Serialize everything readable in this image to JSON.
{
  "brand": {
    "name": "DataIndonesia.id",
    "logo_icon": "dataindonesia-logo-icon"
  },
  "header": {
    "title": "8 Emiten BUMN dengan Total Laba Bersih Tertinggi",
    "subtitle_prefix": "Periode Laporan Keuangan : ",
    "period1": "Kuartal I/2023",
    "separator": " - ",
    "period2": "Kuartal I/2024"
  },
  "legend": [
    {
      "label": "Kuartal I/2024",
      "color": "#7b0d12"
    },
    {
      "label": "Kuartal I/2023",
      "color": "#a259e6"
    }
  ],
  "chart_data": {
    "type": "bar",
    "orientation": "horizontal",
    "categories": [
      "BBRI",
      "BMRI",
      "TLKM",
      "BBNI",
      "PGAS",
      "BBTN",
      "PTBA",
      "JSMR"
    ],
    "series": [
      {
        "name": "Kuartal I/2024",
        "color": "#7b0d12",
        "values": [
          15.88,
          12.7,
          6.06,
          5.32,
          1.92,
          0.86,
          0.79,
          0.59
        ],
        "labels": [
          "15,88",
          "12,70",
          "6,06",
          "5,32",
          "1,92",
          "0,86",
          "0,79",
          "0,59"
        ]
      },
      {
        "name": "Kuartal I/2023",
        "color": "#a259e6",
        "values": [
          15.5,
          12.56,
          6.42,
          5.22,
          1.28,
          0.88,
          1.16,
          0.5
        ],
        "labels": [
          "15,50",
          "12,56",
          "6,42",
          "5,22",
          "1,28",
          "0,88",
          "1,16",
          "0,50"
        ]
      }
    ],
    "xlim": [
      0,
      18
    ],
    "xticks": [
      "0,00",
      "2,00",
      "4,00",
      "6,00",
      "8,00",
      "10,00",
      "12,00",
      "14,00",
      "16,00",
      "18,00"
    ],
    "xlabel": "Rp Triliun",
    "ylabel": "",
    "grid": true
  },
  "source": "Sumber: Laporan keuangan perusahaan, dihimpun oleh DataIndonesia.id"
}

==*==

**WORK TO BE COMPLETED:**
Restate each entry exactly, skipping none.

**TASK RESULT:**
Serialize everything readable in this image to JSON.
{
  "brand": {
    "name": "DataIndonesia.id",
    "logo_icon": "dataindonesia-logo-icon"
  },
  "header": {
    "title": "8 Emiten BUMN dengan Total Laba Bersih Tertinggi",
    "subtitle_prefix": "Periode Laporan Keuangan : ",
    "period1": "Kuartal I/2023",
    "separator": " - ",
    "period2": "Kuartal I/2024"
  },
  "legend": [
    {
      "label": "Kuartal I/2024",
      "color": "#7b0d12"
    },
    {
      "label": "Kuartal I/2023",
      "color": "#a259e6"
    }
  ],
  "chart_data": {
    "type": "bar",
    "orientation": "horizontal",
    "categories": [
      "BBRI",
      "BMRI",
      "TLKM",
      "BBNI",
      "PGAS",
      "BBTN",
      "PTBA",
      "JSMR"
    ],
    "series": [
      {
        "name": "Kuartal I/2024",
        "color": "#7b0d12",
        "values": [
          15.88,
          12.7,
          6.06,
          5.32,
          1.92,
          0.86,
          0.79,
          0.59
        ],
        "labels": [
          "15,88",
          "12,70",
          "6,06",
          "5,32",
          "1,92",
          "0,86",
          "0,79",
          "0,59"
        ]
      },
      {
        "name": "Kuartal I/2023",
        "color": "#a259e6",
        "values": [
          15.5,
          12.56,
          6.42,
          5.22,
          1.28,
          0.88,
          1.16,
          0.5
        ],
        "labels": [
          "15,50",
          "12,56",
          "6,42",
          "5,22",
          "1,28",
          "0,88",
          "1,16",
          "0,50"
        ]
      }
    ],
    "xlim": [
      0,
      18
    ],
    "xticks": [
      "0,00",
      "2,00",
      "4,00",
      "6,00",
      "8,00",
      "10,00",
      "12,00",
      "14,00",
      "16,00",
      "18,00"
    ],
    "xlabel": "Rp Triliun",
    "ylabel": "",
    "grid": true
  },
  "source": "Sumber: Laporan keuangan perusahaan, dihimpun oleh DataIndonesia.id"
}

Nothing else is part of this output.